-- START RECORDS FOR THE EXERCISE --

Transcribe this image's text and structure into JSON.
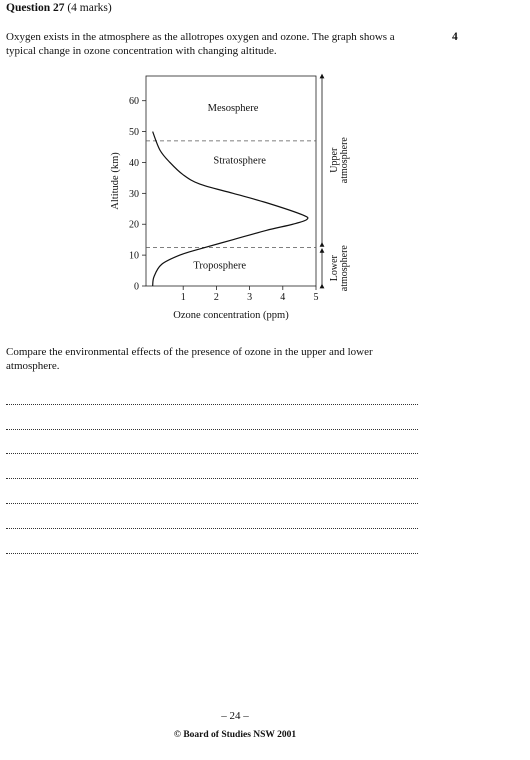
{
  "question": {
    "label": "Question 27",
    "marks_text": "(4 marks)",
    "marks_value": "4"
  },
  "intro_text": "Oxygen exists in the atmosphere as the allotropes oxygen and ozone. The graph shows a typical change in ozone concentration with changing altitude.",
  "prompt_text": "Compare the environmental effects of the presence of ozone in the upper and lower atmosphere.",
  "answer_lines": 7,
  "footer": {
    "page_number": "– 24 –",
    "copyright": "© Board of Studies NSW 2001"
  },
  "chart_data": {
    "type": "line",
    "xlabel": "Ozone concentration (ppm)",
    "ylabel": "Altitude (km)",
    "xlim": [
      0,
      5
    ],
    "ylim": [
      0,
      68
    ],
    "x_ticks": [
      1,
      2,
      3,
      4,
      5
    ],
    "y_ticks": [
      0,
      10,
      20,
      30,
      40,
      50,
      60
    ],
    "grid": false,
    "series": [
      {
        "points": [
          {
            "x": 0.08,
            "y": 0
          },
          {
            "x": 0.12,
            "y": 3
          },
          {
            "x": 0.35,
            "y": 7
          },
          {
            "x": 0.9,
            "y": 10
          },
          {
            "x": 1.5,
            "y": 12
          },
          {
            "x": 2.5,
            "y": 15
          },
          {
            "x": 3.5,
            "y": 18
          },
          {
            "x": 4.3,
            "y": 20
          },
          {
            "x": 4.72,
            "y": 21.5
          },
          {
            "x": 4.6,
            "y": 23
          },
          {
            "x": 3.5,
            "y": 27
          },
          {
            "x": 2.5,
            "y": 30
          },
          {
            "x": 1.5,
            "y": 33
          },
          {
            "x": 1.0,
            "y": 36
          },
          {
            "x": 0.6,
            "y": 40
          },
          {
            "x": 0.3,
            "y": 44
          },
          {
            "x": 0.08,
            "y": 50
          }
        ]
      }
    ],
    "boundaries": [
      {
        "y": 47,
        "style": "dashed"
      },
      {
        "y": 12.5,
        "style": "dashed"
      }
    ],
    "layer_labels": [
      {
        "text": "Mesosphere",
        "x": 2.5,
        "y": 58
      },
      {
        "text": "Stratosphere",
        "x": 2.7,
        "y": 41
      },
      {
        "text": "Troposphere",
        "x": 2.1,
        "y": 7
      }
    ],
    "bracket_labels": [
      {
        "text": "Upper atmosphere",
        "from_y": 12.5,
        "to_y": 68
      },
      {
        "text": "Lower atmosphere",
        "from_y": 0,
        "to_y": 12.5
      }
    ]
  }
}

-- END RECORDS FOR THE EXERCISE --

**REQUIREMENTS**
Output the records above exactly; leave out the pictures.

**RESPONSE**
Transcribe this image's text and structure into JSON.
{
  "question": {
    "label": "Question 27",
    "marks_text": "(4 marks)",
    "marks_value": "4"
  },
  "intro_text": "Oxygen exists in the atmosphere as the allotropes oxygen and ozone. The graph shows a typical change in ozone concentration with changing altitude.",
  "prompt_text": "Compare the environmental effects of the presence of ozone in the upper and lower atmosphere.",
  "answer_lines": 7,
  "footer": {
    "page_number": "– 24 –",
    "copyright": "© Board of Studies NSW 2001"
  },
  "chart_data": {
    "type": "line",
    "xlabel": "Ozone concentration (ppm)",
    "ylabel": "Altitude (km)",
    "xlim": [
      0,
      5
    ],
    "ylim": [
      0,
      68
    ],
    "x_ticks": [
      1,
      2,
      3,
      4,
      5
    ],
    "y_ticks": [
      0,
      10,
      20,
      30,
      40,
      50,
      60
    ],
    "grid": false,
    "series": [
      {
        "points": [
          {
            "x": 0.08,
            "y": 0
          },
          {
            "x": 0.12,
            "y": 3
          },
          {
            "x": 0.35,
            "y": 7
          },
          {
            "x": 0.9,
            "y": 10
          },
          {
            "x": 1.5,
            "y": 12
          },
          {
            "x": 2.5,
            "y": 15
          },
          {
            "x": 3.5,
            "y": 18
          },
          {
            "x": 4.3,
            "y": 20
          },
          {
            "x": 4.72,
            "y": 21.5
          },
          {
            "x": 4.6,
            "y": 23
          },
          {
            "x": 3.5,
            "y": 27
          },
          {
            "x": 2.5,
            "y": 30
          },
          {
            "x": 1.5,
            "y": 33
          },
          {
            "x": 1.0,
            "y": 36
          },
          {
            "x": 0.6,
            "y": 40
          },
          {
            "x": 0.3,
            "y": 44
          },
          {
            "x": 0.08,
            "y": 50
          }
        ]
      }
    ],
    "boundaries": [
      {
        "y": 47,
        "style": "dashed"
      },
      {
        "y": 12.5,
        "style": "dashed"
      }
    ],
    "layer_labels": [
      {
        "text": "Mesosphere",
        "x": 2.5,
        "y": 58
      },
      {
        "text": "Stratosphere",
        "x": 2.7,
        "y": 41
      },
      {
        "text": "Troposphere",
        "x": 2.1,
        "y": 7
      }
    ],
    "bracket_labels": [
      {
        "text": "Upper atmosphere",
        "from_y": 12.5,
        "to_y": 68
      },
      {
        "text": "Lower atmosphere",
        "from_y": 0,
        "to_y": 12.5
      }
    ]
  }
}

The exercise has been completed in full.